Short task: Restate the listing below word for word, omitting any images.

(Data entries)
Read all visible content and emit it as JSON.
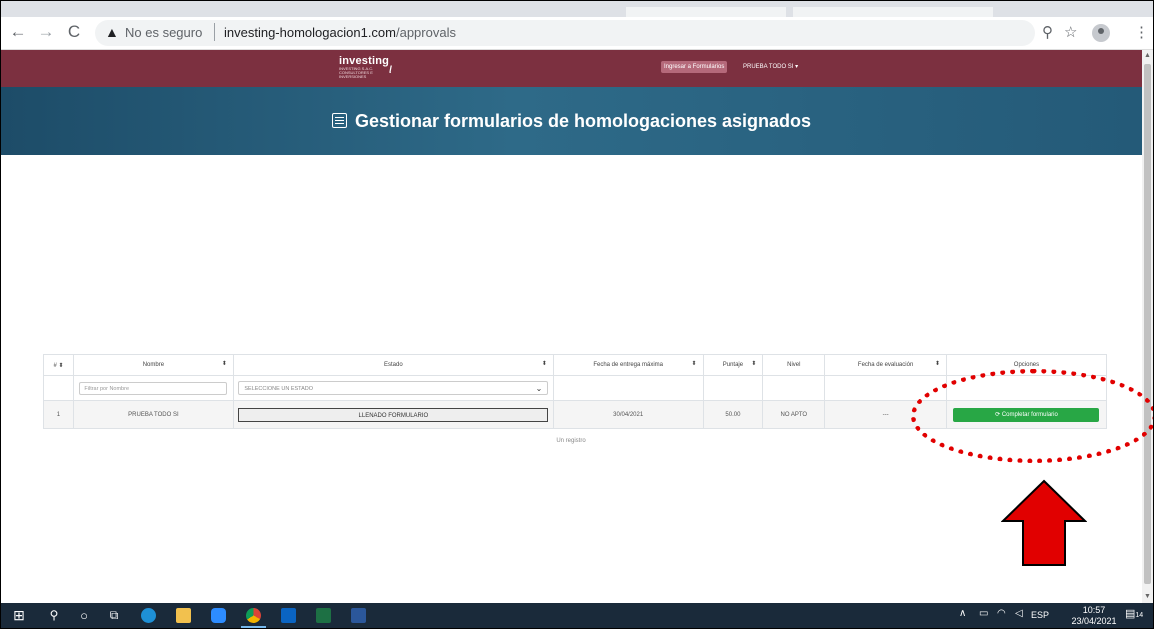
{
  "browser": {
    "security_warning": "No es seguro",
    "url_host": "investing-homologacion1.com",
    "url_path": "/approvals"
  },
  "navbar": {
    "logo_name": "investing",
    "logo_tagline": "INVESTING S.A.C. CONSULTORES E INVERSIONES",
    "ingresar_label": "Ingresar a Formularios",
    "user_label": "PRUEBA TODO SI ▾"
  },
  "hero": {
    "title": "Gestionar formularios de homologaciones asignados"
  },
  "table": {
    "columns": [
      "#",
      "Nombre",
      "Estado",
      "Fecha de entrega máxima",
      "Puntaje",
      "Nivel",
      "Fecha de evaluación",
      "Opciones"
    ],
    "filters": {
      "nombre_placeholder": "Filtrar por Nombre",
      "estado_placeholder": "SELECCIONE UN ESTADO"
    },
    "rows": [
      {
        "num": "1",
        "nombre": "PRUEBA TODO SI",
        "estado": "LLENADO FORMULARIO",
        "fecha_entrega": "30/04/2021",
        "puntaje": "50.00",
        "nivel": "NO APTO",
        "fecha_evaluacion": "---",
        "accion": "⟳ Completar formulario"
      }
    ],
    "footer": "Un registro"
  },
  "taskbar": {
    "language": "ESP",
    "time": "10:57",
    "date": "23/04/2021",
    "notifications": "14"
  },
  "colors": {
    "navbar": "#7c3040",
    "hero": "#2e6a88",
    "action_button": "#28a745",
    "annotation": "#e10000"
  }
}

Solution:
Read all visible content and emit it as JSON.
{
  "browser": {
    "security_warning": "No es seguro",
    "url_host": "investing-homologacion1.com",
    "url_path": "/approvals"
  },
  "navbar": {
    "logo_name": "investing",
    "logo_tagline": "INVESTING S.A.C. CONSULTORES E INVERSIONES",
    "ingresar_label": "Ingresar a Formularios",
    "user_label": "PRUEBA TODO SI ▾"
  },
  "hero": {
    "title": "Gestionar formularios de homologaciones asignados"
  },
  "table": {
    "columns": [
      "#",
      "Nombre",
      "Estado",
      "Fecha de entrega máxima",
      "Puntaje",
      "Nivel",
      "Fecha de evaluación",
      "Opciones"
    ],
    "filters": {
      "nombre_placeholder": "Filtrar por Nombre",
      "estado_placeholder": "SELECCIONE UN ESTADO"
    },
    "rows": [
      {
        "num": "1",
        "nombre": "PRUEBA TODO SI",
        "estado": "LLENADO FORMULARIO",
        "fecha_entrega": "30/04/2021",
        "puntaje": "50.00",
        "nivel": "NO APTO",
        "fecha_evaluacion": "---",
        "accion": "⟳ Completar formulario"
      }
    ],
    "footer": "Un registro"
  },
  "taskbar": {
    "language": "ESP",
    "time": "10:57",
    "date": "23/04/2021",
    "notifications": "14"
  },
  "colors": {
    "navbar": "#7c3040",
    "hero": "#2e6a88",
    "action_button": "#28a745",
    "annotation": "#e10000"
  }
}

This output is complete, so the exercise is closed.